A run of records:
^^^^^^^^^^^^^^^^

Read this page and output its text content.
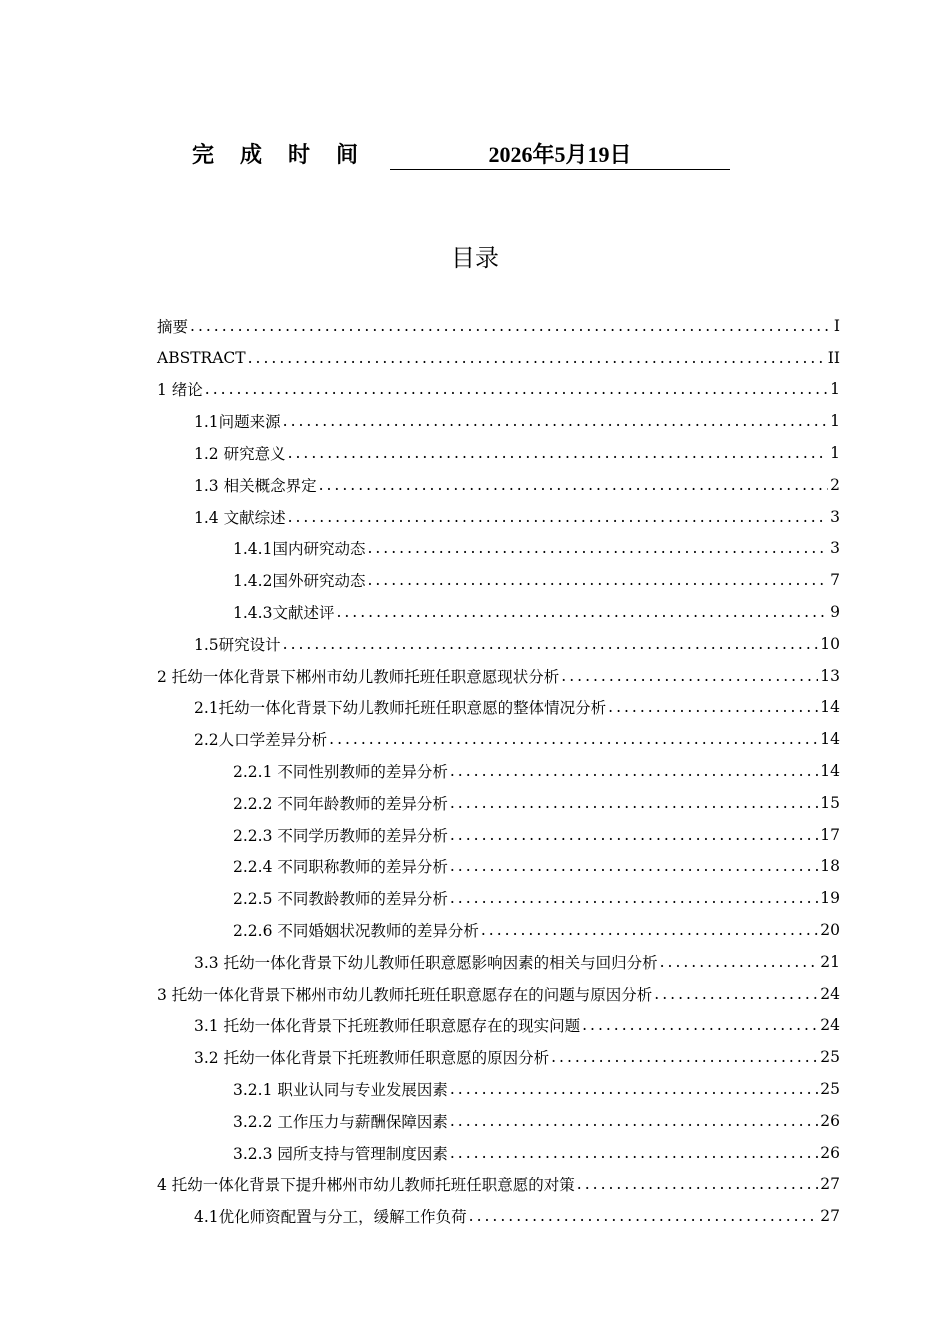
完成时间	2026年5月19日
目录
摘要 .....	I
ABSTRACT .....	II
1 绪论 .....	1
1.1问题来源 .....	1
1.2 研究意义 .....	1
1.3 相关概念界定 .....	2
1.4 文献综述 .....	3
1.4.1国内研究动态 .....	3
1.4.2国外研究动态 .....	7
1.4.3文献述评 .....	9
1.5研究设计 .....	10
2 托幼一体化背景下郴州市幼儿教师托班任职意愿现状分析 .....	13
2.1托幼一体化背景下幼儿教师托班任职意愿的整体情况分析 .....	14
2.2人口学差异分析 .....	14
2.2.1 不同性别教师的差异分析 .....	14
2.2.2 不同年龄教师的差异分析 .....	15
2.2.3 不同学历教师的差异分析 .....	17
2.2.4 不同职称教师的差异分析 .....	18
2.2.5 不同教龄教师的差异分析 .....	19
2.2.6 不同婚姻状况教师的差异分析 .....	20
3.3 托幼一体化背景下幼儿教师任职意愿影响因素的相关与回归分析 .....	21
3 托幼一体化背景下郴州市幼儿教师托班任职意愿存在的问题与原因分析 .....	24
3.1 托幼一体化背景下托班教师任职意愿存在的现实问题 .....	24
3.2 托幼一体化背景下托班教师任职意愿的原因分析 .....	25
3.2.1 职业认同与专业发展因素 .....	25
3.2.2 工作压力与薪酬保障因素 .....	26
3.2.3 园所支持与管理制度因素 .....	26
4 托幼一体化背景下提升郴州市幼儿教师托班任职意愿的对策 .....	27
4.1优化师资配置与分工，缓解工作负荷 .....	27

^^^^^^^^^^^^^^^^

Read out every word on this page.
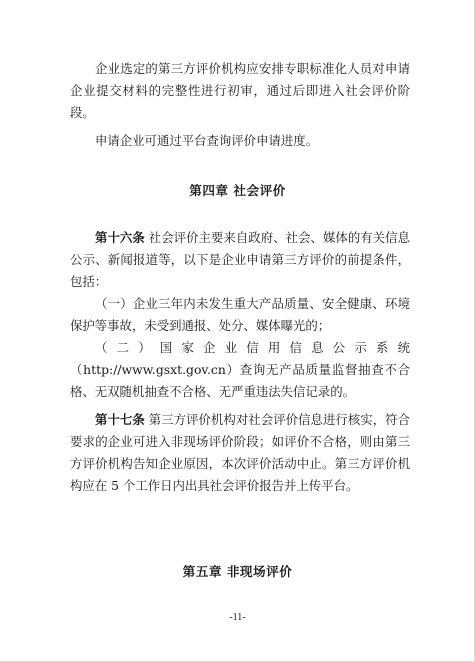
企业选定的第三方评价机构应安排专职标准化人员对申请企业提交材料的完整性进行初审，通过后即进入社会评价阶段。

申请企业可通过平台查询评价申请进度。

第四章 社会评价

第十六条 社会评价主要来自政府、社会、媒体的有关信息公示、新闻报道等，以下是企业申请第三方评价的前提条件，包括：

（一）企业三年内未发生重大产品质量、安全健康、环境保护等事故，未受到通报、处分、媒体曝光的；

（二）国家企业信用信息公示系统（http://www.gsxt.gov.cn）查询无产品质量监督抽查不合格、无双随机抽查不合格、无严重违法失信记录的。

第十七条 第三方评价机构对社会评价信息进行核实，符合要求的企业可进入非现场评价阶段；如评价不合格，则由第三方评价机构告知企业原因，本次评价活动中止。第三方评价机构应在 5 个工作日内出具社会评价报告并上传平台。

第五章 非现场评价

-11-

^^^^^^^^^^^^^^^^

WORK TO BE COMPLETED:
Show each line holding the word "Read".

RESPONSE TO THE TASK:
Read this page and output its text content.
Read out every word on this page.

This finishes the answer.